Aim of the task :: Wherever the word "chomikuj" appears in a line, extract that line.

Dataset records
%%

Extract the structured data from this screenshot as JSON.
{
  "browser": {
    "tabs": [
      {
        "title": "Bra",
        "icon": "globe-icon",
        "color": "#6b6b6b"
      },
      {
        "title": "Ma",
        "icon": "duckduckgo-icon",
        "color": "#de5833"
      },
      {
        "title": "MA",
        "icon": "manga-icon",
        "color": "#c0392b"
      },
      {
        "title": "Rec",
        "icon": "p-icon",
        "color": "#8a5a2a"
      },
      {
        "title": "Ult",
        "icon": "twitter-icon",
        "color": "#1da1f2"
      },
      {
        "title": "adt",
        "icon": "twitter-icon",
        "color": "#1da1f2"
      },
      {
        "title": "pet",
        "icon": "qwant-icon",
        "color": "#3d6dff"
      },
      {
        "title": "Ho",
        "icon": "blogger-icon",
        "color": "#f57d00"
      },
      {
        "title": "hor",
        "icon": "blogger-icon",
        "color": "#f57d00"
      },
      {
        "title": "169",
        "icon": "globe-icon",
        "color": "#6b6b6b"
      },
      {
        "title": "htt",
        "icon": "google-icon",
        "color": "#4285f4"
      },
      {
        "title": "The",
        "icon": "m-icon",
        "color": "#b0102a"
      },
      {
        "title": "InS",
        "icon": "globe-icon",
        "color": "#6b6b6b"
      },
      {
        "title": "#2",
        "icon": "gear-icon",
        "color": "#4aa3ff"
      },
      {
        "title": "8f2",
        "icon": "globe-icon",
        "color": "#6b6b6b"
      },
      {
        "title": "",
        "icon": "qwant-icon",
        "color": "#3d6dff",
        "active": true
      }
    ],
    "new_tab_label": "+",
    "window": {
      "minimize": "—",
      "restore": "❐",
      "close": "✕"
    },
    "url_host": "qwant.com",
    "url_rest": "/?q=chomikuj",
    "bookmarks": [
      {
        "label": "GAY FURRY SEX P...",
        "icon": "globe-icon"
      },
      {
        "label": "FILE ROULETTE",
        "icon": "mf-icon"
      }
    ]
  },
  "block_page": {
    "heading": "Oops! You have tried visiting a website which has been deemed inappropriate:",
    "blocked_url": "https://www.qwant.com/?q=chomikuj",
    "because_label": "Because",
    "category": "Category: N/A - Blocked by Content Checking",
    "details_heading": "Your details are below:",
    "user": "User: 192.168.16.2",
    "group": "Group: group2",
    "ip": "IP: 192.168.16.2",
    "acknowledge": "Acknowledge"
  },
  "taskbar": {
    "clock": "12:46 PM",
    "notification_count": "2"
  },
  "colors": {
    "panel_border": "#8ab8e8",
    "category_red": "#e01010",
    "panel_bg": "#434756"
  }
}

%%

Written solution ::
    "url_rest": "/?q=chomikuj",
    "blocked_url": "https://www.qwant.com/?q=chomikuj",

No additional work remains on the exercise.